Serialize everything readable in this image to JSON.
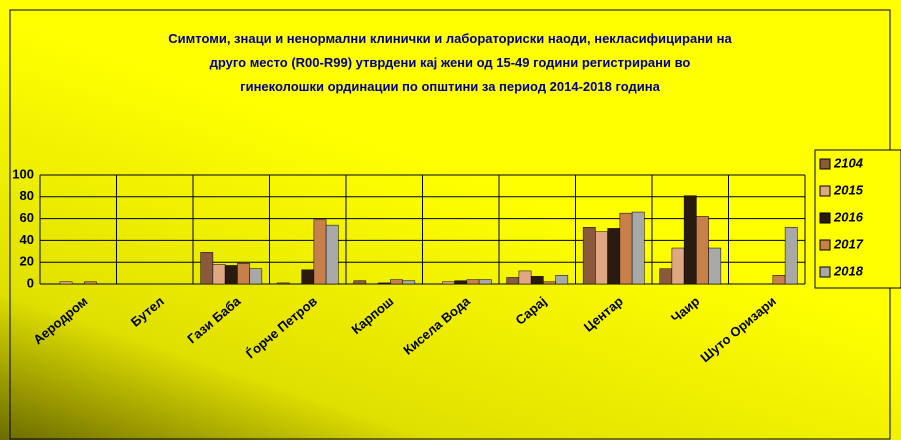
{
  "chart_data": {
    "type": "bar",
    "title": "Симтоми, знаци и ненормални клинички и лабораториски наоди, некласифицирани на друго место (R00-R99) утврдени кај жени од 15-49 години регистрирани во гинеколошки ординации по општини за период 2014-2018 година",
    "categories": [
      "Аеродром",
      "Бутел",
      "Гази Баба",
      "Ѓорче Петров",
      "Карпош",
      "Кисела Вода",
      "Сарај",
      "Центар",
      "Чаир",
      "Шуто Оризари"
    ],
    "series": [
      {
        "name": "2104",
        "color": "#8b5a3c",
        "values": [
          0,
          0,
          29,
          1,
          3,
          0,
          6,
          52,
          14,
          0
        ]
      },
      {
        "name": "2015",
        "color": "#e0a882",
        "values": [
          2,
          0,
          18,
          0,
          0,
          2,
          12,
          48,
          33,
          0
        ]
      },
      {
        "name": "2016",
        "color": "#2b1a10",
        "values": [
          0,
          0,
          17,
          13,
          1,
          3,
          7,
          51,
          81,
          0
        ]
      },
      {
        "name": "2017",
        "color": "#c8804a",
        "values": [
          2,
          0,
          19,
          59,
          4,
          4,
          2,
          65,
          62,
          8
        ]
      },
      {
        "name": "2018",
        "color": "#a8a8a8",
        "values": [
          0,
          0,
          14,
          54,
          3,
          4,
          8,
          66,
          33,
          52
        ]
      }
    ],
    "ylim": [
      0,
      100
    ],
    "yticks": [
      0,
      20,
      40,
      60,
      80,
      100
    ],
    "grid": true,
    "legend": "right"
  }
}
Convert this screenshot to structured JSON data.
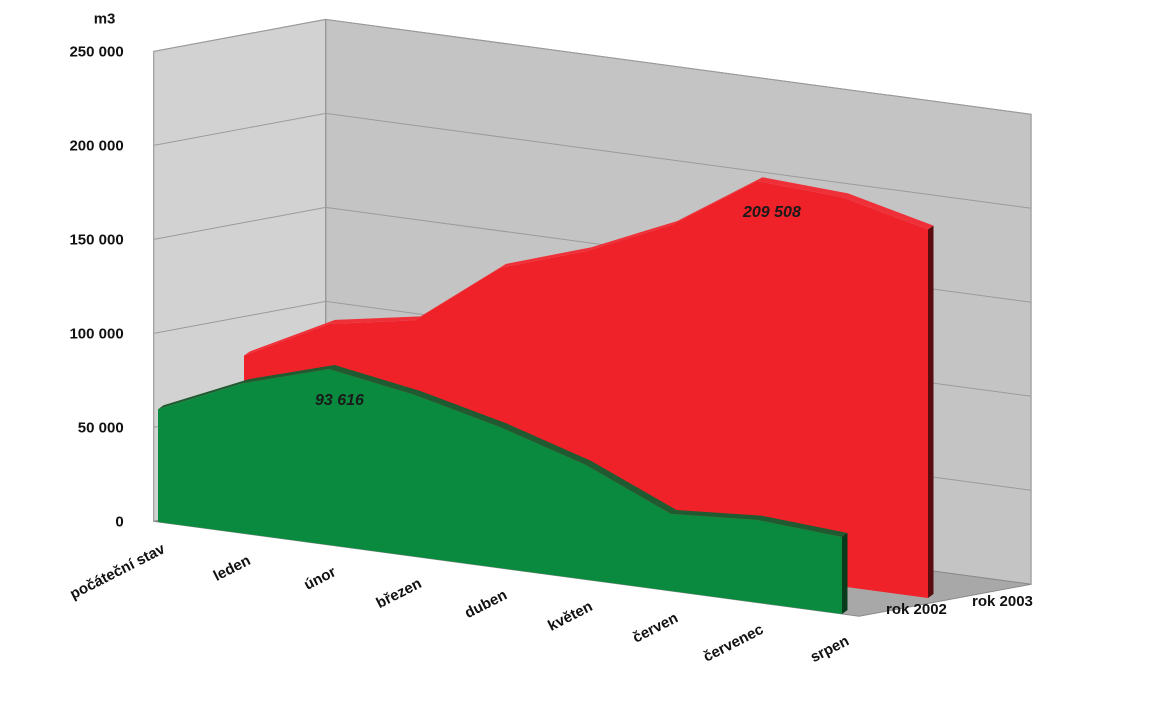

▬▬▬

- [WORK TO DO] The records above are to be quoted exactly, with all pictures left out.

- [SOLUTION TO THE EXERCISE]
Serialize everything readable in this image to JSON.
{
  "chart_data": {
    "type": "bar",
    "title": "Симтоми, знаци и ненормални клинички и лабораториски наоди, некласифицирани на друго место (R00-R99) утврдени кај жени од 15-49 години регистрирани во гинеколошки ординации по општини за период 2014-2018 година",
    "categories": [
      "Аеродром",
      "Бутел",
      "Гази Баба",
      "Ѓорче Петров",
      "Карпош",
      "Кисела Вода",
      "Сарај",
      "Центар",
      "Чаир",
      "Шуто Оризари"
    ],
    "series": [
      {
        "name": "2104",
        "color": "#8b5a3c",
        "values": [
          0,
          0,
          29,
          1,
          3,
          0,
          6,
          52,
          14,
          0
        ]
      },
      {
        "name": "2015",
        "color": "#e0a882",
        "values": [
          2,
          0,
          18,
          0,
          0,
          2,
          12,
          48,
          33,
          0
        ]
      },
      {
        "name": "2016",
        "color": "#2b1a10",
        "values": [
          0,
          0,
          17,
          13,
          1,
          3,
          7,
          51,
          81,
          0
        ]
      },
      {
        "name": "2017",
        "color": "#c8804a",
        "values": [
          2,
          0,
          19,
          59,
          4,
          4,
          2,
          65,
          62,
          8
        ]
      },
      {
        "name": "2018",
        "color": "#a8a8a8",
        "values": [
          0,
          0,
          14,
          54,
          3,
          4,
          8,
          66,
          33,
          52
        ]
      }
    ],
    "ylim": [
      0,
      100
    ],
    "yticks": [
      0,
      20,
      40,
      60,
      80,
      100
    ],
    "grid": true,
    "legend": "right"
  }
}
Convert this screenshot to structured JSON data.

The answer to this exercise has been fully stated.